> _TASK TO CARRY OUT_
Reproduce every line of the data below word for word, leaving nothing out and changing nothing.

> _ENTRIES SHOWN_

__________________________________________________

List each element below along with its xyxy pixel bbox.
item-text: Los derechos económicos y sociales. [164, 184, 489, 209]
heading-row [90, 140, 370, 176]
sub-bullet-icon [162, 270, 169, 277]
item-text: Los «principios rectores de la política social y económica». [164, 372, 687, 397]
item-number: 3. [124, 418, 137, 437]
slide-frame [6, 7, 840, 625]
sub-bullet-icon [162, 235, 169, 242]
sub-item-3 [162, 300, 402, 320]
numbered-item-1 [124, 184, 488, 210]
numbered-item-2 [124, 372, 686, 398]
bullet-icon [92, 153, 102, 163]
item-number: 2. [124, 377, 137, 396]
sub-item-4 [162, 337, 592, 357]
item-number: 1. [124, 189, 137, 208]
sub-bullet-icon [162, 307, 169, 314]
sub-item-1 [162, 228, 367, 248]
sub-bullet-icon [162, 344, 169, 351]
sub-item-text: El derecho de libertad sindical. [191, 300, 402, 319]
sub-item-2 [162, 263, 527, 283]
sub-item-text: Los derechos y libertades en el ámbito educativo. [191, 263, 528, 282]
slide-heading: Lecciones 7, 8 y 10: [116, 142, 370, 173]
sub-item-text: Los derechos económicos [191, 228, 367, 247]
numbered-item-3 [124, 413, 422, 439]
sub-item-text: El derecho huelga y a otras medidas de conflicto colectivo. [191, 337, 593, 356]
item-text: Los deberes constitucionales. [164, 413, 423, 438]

__________________________________________________

> _WORKED SOLUTION_
List each element below along with its xyxy pixel bbox.
item-text: Los derechos económicos y sociales. [164, 184, 489, 209]
heading-row [90, 140, 370, 176]
sub-bullet-icon [162, 270, 169, 277]
item-text: Los «principios rectores de la política social y económica». [164, 372, 687, 397]
item-number: 3. [124, 418, 137, 437]
slide-frame [6, 7, 840, 625]
sub-bullet-icon [162, 235, 169, 242]
sub-item-3 [162, 300, 402, 320]
numbered-item-1 [124, 184, 488, 210]
numbered-item-2 [124, 372, 686, 398]
bullet-icon [92, 153, 102, 163]
item-number: 2. [124, 377, 137, 396]
sub-item-4 [162, 337, 592, 357]
item-number: 1. [124, 189, 137, 208]
sub-bullet-icon [162, 307, 169, 314]
sub-item-1 [162, 228, 367, 248]
sub-bullet-icon [162, 344, 169, 351]
sub-item-text: El derecho de libertad sindical. [191, 300, 402, 319]
sub-item-2 [162, 263, 527, 283]
sub-item-text: Los derechos y libertades en el ámbito educativo. [191, 263, 528, 282]
slide-heading: Lecciones 7, 8 y 10: [116, 142, 370, 173]
sub-item-text: Los derechos económicos [191, 228, 367, 247]
numbered-item-3 [124, 413, 422, 439]
sub-item-text: El derecho huelga y a otras medidas de conflicto colectivo. [191, 337, 593, 356]
item-text: Los deberes constitucionales. [164, 413, 423, 438]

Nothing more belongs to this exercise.